Return the count of lines that hold the string "BTCUSD", with no other words.

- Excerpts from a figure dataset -
· · ·

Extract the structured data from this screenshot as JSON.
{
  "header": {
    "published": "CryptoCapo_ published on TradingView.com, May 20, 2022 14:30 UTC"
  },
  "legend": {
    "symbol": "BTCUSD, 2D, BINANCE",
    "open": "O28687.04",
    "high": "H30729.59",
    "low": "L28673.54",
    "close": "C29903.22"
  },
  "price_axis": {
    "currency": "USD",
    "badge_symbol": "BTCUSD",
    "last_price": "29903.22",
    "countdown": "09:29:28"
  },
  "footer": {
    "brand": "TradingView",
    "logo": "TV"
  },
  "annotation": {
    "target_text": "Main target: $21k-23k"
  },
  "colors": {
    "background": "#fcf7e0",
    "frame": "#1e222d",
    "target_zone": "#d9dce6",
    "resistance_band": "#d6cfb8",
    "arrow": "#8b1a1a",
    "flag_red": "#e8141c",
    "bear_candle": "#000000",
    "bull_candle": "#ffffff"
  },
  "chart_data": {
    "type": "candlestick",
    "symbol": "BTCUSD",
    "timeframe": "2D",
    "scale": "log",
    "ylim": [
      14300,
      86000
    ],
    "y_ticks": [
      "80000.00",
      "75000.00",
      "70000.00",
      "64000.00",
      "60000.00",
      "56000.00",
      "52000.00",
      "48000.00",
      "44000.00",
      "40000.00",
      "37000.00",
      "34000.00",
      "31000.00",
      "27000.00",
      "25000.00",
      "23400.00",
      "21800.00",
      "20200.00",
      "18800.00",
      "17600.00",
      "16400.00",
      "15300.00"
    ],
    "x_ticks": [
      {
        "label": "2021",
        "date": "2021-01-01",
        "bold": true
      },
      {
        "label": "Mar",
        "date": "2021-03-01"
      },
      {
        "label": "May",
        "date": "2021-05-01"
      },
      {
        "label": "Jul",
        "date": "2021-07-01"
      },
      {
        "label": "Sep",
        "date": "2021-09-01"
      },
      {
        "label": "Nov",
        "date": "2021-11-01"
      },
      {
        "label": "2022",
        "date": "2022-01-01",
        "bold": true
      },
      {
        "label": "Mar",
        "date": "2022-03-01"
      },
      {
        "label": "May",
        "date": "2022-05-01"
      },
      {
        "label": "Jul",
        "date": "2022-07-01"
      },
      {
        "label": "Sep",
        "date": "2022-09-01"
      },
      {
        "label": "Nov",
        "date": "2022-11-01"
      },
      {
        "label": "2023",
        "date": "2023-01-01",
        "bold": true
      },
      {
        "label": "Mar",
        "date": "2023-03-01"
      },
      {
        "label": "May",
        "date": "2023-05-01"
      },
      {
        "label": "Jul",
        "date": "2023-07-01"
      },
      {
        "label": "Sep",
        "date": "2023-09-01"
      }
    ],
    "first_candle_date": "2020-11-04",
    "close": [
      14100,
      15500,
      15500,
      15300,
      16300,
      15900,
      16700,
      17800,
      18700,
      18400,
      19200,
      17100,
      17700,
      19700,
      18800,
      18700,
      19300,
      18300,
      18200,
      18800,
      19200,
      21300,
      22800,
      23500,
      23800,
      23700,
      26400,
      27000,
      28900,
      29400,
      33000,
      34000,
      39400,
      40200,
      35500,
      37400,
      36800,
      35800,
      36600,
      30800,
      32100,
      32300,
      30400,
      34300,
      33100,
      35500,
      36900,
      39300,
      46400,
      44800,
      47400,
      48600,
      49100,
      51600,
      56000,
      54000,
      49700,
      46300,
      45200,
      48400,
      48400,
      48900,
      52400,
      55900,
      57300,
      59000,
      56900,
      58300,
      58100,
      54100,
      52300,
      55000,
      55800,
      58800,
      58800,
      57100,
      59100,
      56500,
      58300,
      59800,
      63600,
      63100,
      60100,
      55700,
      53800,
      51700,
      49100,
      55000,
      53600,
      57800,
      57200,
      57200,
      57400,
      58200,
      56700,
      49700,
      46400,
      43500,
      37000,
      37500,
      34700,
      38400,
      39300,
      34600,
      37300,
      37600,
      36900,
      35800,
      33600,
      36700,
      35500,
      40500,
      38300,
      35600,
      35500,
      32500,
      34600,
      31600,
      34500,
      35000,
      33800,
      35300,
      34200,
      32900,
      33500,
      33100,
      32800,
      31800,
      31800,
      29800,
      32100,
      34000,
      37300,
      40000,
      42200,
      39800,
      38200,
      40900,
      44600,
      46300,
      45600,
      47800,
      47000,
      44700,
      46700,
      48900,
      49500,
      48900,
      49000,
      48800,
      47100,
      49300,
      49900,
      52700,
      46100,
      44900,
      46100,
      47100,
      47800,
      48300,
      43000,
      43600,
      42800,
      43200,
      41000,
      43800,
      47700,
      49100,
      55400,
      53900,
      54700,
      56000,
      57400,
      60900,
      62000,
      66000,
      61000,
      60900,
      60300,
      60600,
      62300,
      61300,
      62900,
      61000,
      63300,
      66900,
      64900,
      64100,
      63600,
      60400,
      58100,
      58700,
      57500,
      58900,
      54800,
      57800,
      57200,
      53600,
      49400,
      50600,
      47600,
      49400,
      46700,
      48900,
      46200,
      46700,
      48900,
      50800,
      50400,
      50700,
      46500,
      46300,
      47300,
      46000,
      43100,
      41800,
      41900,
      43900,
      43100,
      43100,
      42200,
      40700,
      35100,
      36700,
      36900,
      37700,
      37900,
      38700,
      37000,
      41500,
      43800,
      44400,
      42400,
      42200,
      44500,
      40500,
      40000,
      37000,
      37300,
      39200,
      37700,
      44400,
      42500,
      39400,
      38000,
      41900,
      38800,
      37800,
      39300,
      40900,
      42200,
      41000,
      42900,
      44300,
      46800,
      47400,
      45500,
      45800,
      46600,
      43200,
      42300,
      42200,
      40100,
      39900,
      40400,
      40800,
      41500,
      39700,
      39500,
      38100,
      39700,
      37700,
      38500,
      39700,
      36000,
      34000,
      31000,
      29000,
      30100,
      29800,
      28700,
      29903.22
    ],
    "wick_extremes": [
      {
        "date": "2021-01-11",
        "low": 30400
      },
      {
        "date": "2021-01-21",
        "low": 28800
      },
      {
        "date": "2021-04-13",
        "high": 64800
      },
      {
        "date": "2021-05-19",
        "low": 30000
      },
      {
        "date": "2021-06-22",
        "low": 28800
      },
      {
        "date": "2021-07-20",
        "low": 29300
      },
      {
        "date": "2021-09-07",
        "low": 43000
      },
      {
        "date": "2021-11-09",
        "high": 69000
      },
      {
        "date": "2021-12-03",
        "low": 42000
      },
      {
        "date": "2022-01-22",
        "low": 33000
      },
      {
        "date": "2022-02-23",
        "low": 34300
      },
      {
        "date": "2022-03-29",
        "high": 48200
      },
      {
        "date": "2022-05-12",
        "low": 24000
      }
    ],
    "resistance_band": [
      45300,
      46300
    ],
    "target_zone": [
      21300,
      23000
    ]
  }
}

· · ·

- Written solution -
3